> **AIM**:
Reproduce each line exactly. Skip none.

> **SUPPLIED RECORDS**:
START
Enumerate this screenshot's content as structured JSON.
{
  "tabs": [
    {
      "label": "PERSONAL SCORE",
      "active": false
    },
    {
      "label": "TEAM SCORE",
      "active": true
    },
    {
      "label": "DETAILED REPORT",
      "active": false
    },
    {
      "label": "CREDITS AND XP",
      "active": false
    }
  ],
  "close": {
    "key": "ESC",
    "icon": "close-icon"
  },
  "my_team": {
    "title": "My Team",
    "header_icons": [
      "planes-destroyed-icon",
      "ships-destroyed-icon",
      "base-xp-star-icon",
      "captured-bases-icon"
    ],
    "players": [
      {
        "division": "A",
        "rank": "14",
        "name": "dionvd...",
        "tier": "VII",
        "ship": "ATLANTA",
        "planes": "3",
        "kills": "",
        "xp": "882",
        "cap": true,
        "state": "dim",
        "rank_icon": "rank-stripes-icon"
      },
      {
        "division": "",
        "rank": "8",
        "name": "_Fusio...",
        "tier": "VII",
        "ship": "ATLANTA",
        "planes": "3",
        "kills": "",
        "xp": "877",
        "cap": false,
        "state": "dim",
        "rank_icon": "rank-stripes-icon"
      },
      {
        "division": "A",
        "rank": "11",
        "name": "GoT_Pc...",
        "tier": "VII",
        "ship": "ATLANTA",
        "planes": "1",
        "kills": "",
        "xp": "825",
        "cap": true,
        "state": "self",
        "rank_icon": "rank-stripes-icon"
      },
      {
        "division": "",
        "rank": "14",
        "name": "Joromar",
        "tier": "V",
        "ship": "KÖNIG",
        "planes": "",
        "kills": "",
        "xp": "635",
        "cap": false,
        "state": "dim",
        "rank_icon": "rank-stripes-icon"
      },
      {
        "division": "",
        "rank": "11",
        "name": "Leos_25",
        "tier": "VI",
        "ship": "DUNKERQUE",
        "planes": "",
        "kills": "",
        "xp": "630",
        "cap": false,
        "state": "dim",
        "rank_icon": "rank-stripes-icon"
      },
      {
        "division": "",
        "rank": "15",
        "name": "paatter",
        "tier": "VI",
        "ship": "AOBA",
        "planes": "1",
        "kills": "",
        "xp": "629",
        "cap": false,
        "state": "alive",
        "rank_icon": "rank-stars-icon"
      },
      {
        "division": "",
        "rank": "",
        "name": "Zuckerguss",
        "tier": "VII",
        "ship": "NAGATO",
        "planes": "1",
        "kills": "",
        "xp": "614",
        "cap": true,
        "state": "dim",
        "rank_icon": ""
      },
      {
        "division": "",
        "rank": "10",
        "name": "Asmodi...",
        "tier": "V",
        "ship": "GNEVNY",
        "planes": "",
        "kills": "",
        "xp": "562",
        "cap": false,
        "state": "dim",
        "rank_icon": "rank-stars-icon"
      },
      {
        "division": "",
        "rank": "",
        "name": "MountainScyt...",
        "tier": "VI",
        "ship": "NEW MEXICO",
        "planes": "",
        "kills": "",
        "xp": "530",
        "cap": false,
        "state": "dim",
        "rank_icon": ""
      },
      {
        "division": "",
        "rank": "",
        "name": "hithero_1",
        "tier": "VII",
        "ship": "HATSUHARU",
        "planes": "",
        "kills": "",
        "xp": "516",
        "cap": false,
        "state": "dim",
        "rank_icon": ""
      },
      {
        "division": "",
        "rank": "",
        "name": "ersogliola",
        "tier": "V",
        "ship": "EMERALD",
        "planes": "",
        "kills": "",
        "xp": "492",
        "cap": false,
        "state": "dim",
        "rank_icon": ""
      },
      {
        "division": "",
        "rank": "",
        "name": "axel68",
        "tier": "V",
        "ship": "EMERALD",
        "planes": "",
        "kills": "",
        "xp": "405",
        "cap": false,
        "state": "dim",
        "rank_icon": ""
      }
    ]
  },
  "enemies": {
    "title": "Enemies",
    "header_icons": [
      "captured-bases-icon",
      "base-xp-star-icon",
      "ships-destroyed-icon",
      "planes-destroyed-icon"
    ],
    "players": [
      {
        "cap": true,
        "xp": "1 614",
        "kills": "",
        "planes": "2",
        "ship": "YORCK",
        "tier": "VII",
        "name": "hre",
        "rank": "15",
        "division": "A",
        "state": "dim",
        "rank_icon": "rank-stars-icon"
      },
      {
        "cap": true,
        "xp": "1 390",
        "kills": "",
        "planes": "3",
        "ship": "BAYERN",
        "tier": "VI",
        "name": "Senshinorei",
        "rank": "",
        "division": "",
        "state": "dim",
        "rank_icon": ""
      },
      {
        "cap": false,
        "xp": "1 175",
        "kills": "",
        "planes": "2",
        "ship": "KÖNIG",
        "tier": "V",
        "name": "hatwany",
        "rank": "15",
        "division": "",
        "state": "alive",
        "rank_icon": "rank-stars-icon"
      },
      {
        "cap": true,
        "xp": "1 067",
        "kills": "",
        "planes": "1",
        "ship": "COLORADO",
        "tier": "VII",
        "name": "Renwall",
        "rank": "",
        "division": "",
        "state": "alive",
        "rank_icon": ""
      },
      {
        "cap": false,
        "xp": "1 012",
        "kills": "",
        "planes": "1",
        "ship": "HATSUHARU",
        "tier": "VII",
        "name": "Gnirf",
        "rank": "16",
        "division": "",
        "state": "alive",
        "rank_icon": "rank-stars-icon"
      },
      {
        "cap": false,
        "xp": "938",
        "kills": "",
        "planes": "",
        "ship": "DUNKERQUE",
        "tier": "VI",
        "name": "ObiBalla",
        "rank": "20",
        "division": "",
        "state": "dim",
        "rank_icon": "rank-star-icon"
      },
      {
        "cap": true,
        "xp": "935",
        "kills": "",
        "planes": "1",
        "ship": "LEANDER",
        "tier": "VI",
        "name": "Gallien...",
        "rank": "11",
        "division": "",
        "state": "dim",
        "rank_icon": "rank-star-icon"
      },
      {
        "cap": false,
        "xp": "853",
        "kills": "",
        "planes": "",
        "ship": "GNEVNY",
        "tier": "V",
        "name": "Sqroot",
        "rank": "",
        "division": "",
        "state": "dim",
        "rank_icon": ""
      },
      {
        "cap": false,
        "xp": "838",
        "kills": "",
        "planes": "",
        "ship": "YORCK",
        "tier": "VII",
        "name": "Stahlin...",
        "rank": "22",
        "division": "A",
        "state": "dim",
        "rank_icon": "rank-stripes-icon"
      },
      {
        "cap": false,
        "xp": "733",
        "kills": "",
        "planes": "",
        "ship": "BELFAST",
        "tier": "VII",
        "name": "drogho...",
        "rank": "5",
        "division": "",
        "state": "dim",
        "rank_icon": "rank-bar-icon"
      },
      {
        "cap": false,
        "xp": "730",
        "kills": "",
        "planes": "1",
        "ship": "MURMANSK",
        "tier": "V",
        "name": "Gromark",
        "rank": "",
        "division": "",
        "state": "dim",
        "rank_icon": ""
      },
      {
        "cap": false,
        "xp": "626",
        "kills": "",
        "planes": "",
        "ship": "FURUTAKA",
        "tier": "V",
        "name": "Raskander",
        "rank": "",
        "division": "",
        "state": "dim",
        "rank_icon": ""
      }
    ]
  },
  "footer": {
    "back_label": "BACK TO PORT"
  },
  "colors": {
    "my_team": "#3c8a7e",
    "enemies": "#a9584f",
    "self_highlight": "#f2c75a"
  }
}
END
> **SOLUTION**:
Enumerate this screenshot's content as structured JSON.
{
  "tabs": [
    {
      "label": "PERSONAL SCORE",
      "active": false
    },
    {
      "label": "TEAM SCORE",
      "active": true
    },
    {
      "label": "DETAILED REPORT",
      "active": false
    },
    {
      "label": "CREDITS AND XP",
      "active": false
    }
  ],
  "close": {
    "key": "ESC",
    "icon": "close-icon"
  },
  "my_team": {
    "title": "My Team",
    "header_icons": [
      "planes-destroyed-icon",
      "ships-destroyed-icon",
      "base-xp-star-icon",
      "captured-bases-icon"
    ],
    "players": [
      {
        "division": "A",
        "rank": "14",
        "name": "dionvd...",
        "tier": "VII",
        "ship": "ATLANTA",
        "planes": "3",
        "kills": "",
        "xp": "882",
        "cap": true,
        "state": "dim",
        "rank_icon": "rank-stripes-icon"
      },
      {
        "division": "",
        "rank": "8",
        "name": "_Fusio...",
        "tier": "VII",
        "ship": "ATLANTA",
        "planes": "3",
        "kills": "",
        "xp": "877",
        "cap": false,
        "state": "dim",
        "rank_icon": "rank-stripes-icon"
      },
      {
        "division": "A",
        "rank": "11",
        "name": "GoT_Pc...",
        "tier": "VII",
        "ship": "ATLANTA",
        "planes": "1",
        "kills": "",
        "xp": "825",
        "cap": true,
        "state": "self",
        "rank_icon": "rank-stripes-icon"
      },
      {
        "division": "",
        "rank": "14",
        "name": "Joromar",
        "tier": "V",
        "ship": "KÖNIG",
        "planes": "",
        "kills": "",
        "xp": "635",
        "cap": false,
        "state": "dim",
        "rank_icon": "rank-stripes-icon"
      },
      {
        "division": "",
        "rank": "11",
        "name": "Leos_25",
        "tier": "VI",
        "ship": "DUNKERQUE",
        "planes": "",
        "kills": "",
        "xp": "630",
        "cap": false,
        "state": "dim",
        "rank_icon": "rank-stripes-icon"
      },
      {
        "division": "",
        "rank": "15",
        "name": "paatter",
        "tier": "VI",
        "ship": "AOBA",
        "planes": "1",
        "kills": "",
        "xp": "629",
        "cap": false,
        "state": "alive",
        "rank_icon": "rank-stars-icon"
      },
      {
        "division": "",
        "rank": "",
        "name": "Zuckerguss",
        "tier": "VII",
        "ship": "NAGATO",
        "planes": "1",
        "kills": "",
        "xp": "614",
        "cap": true,
        "state": "dim",
        "rank_icon": ""
      },
      {
        "division": "",
        "rank": "10",
        "name": "Asmodi...",
        "tier": "V",
        "ship": "GNEVNY",
        "planes": "",
        "kills": "",
        "xp": "562",
        "cap": false,
        "state": "dim",
        "rank_icon": "rank-stars-icon"
      },
      {
        "division": "",
        "rank": "",
        "name": "MountainScyt...",
        "tier": "VI",
        "ship": "NEW MEXICO",
        "planes": "",
        "kills": "",
        "xp": "530",
        "cap": false,
        "state": "dim",
        "rank_icon": ""
      },
      {
        "division": "",
        "rank": "",
        "name": "hithero_1",
        "tier": "VII",
        "ship": "HATSUHARU",
        "planes": "",
        "kills": "",
        "xp": "516",
        "cap": false,
        "state": "dim",
        "rank_icon": ""
      },
      {
        "division": "",
        "rank": "",
        "name": "ersogliola",
        "tier": "V",
        "ship": "EMERALD",
        "planes": "",
        "kills": "",
        "xp": "492",
        "cap": false,
        "state": "dim",
        "rank_icon": ""
      },
      {
        "division": "",
        "rank": "",
        "name": "axel68",
        "tier": "V",
        "ship": "EMERALD",
        "planes": "",
        "kills": "",
        "xp": "405",
        "cap": false,
        "state": "dim",
        "rank_icon": ""
      }
    ]
  },
  "enemies": {
    "title": "Enemies",
    "header_icons": [
      "captured-bases-icon",
      "base-xp-star-icon",
      "ships-destroyed-icon",
      "planes-destroyed-icon"
    ],
    "players": [
      {
        "cap": true,
        "xp": "1 614",
        "kills": "",
        "planes": "2",
        "ship": "YORCK",
        "tier": "VII",
        "name": "hre",
        "rank": "15",
        "division": "A",
        "state": "dim",
        "rank_icon": "rank-stars-icon"
      },
      {
        "cap": true,
        "xp": "1 390",
        "kills": "",
        "planes": "3",
        "ship": "BAYERN",
        "tier": "VI",
        "name": "Senshinorei",
        "rank": "",
        "division": "",
        "state": "dim",
        "rank_icon": ""
      },
      {
        "cap": false,
        "xp": "1 175",
        "kills": "",
        "planes": "2",
        "ship": "KÖNIG",
        "tier": "V",
        "name": "hatwany",
        "rank": "15",
        "division": "",
        "state": "alive",
        "rank_icon": "rank-stars-icon"
      },
      {
        "cap": true,
        "xp": "1 067",
        "kills": "",
        "planes": "1",
        "ship": "COLORADO",
        "tier": "VII",
        "name": "Renwall",
        "rank": "",
        "division": "",
        "state": "alive",
        "rank_icon": ""
      },
      {
        "cap": false,
        "xp": "1 012",
        "kills": "",
        "planes": "1",
        "ship": "HATSUHARU",
        "tier": "VII",
        "name": "Gnirf",
        "rank": "16",
        "division": "",
        "state": "alive",
        "rank_icon": "rank-stars-icon"
      },
      {
        "cap": false,
        "xp": "938",
        "kills": "",
        "planes": "",
        "ship": "DUNKERQUE",
        "tier": "VI",
        "name": "ObiBalla",
        "rank": "20",
        "division": "",
        "state": "dim",
        "rank_icon": "rank-star-icon"
      },
      {
        "cap": true,
        "xp": "935",
        "kills": "",
        "planes": "1",
        "ship": "LEANDER",
        "tier": "VI",
        "name": "Gallien...",
        "rank": "11",
        "division": "",
        "state": "dim",
        "rank_icon": "rank-star-icon"
      },
      {
        "cap": false,
        "xp": "853",
        "kills": "",
        "planes": "",
        "ship": "GNEVNY",
        "tier": "V",
        "name": "Sqroot",
        "rank": "",
        "division": "",
        "state": "dim",
        "rank_icon": ""
      },
      {
        "cap": false,
        "xp": "838",
        "kills": "",
        "planes": "",
        "ship": "YORCK",
        "tier": "VII",
        "name": "Stahlin...",
        "rank": "22",
        "division": "A",
        "state": "dim",
        "rank_icon": "rank-stripes-icon"
      },
      {
        "cap": false,
        "xp": "733",
        "kills": "",
        "planes": "",
        "ship": "BELFAST",
        "tier": "VII",
        "name": "drogho...",
        "rank": "5",
        "division": "",
        "state": "dim",
        "rank_icon": "rank-bar-icon"
      },
      {
        "cap": false,
        "xp": "730",
        "kills": "",
        "planes": "1",
        "ship": "MURMANSK",
        "tier": "V",
        "name": "Gromark",
        "rank": "",
        "division": "",
        "state": "dim",
        "rank_icon": ""
      },
      {
        "cap": false,
        "xp": "626",
        "kills": "",
        "planes": "",
        "ship": "FURUTAKA",
        "tier": "V",
        "name": "Raskander",
        "rank": "",
        "division": "",
        "state": "dim",
        "rank_icon": ""
      }
    ]
  },
  "footer": {
    "back_label": "BACK TO PORT"
  },
  "colors": {
    "my_team": "#3c8a7e",
    "enemies": "#a9584f",
    "self_highlight": "#f2c75a"
  }
}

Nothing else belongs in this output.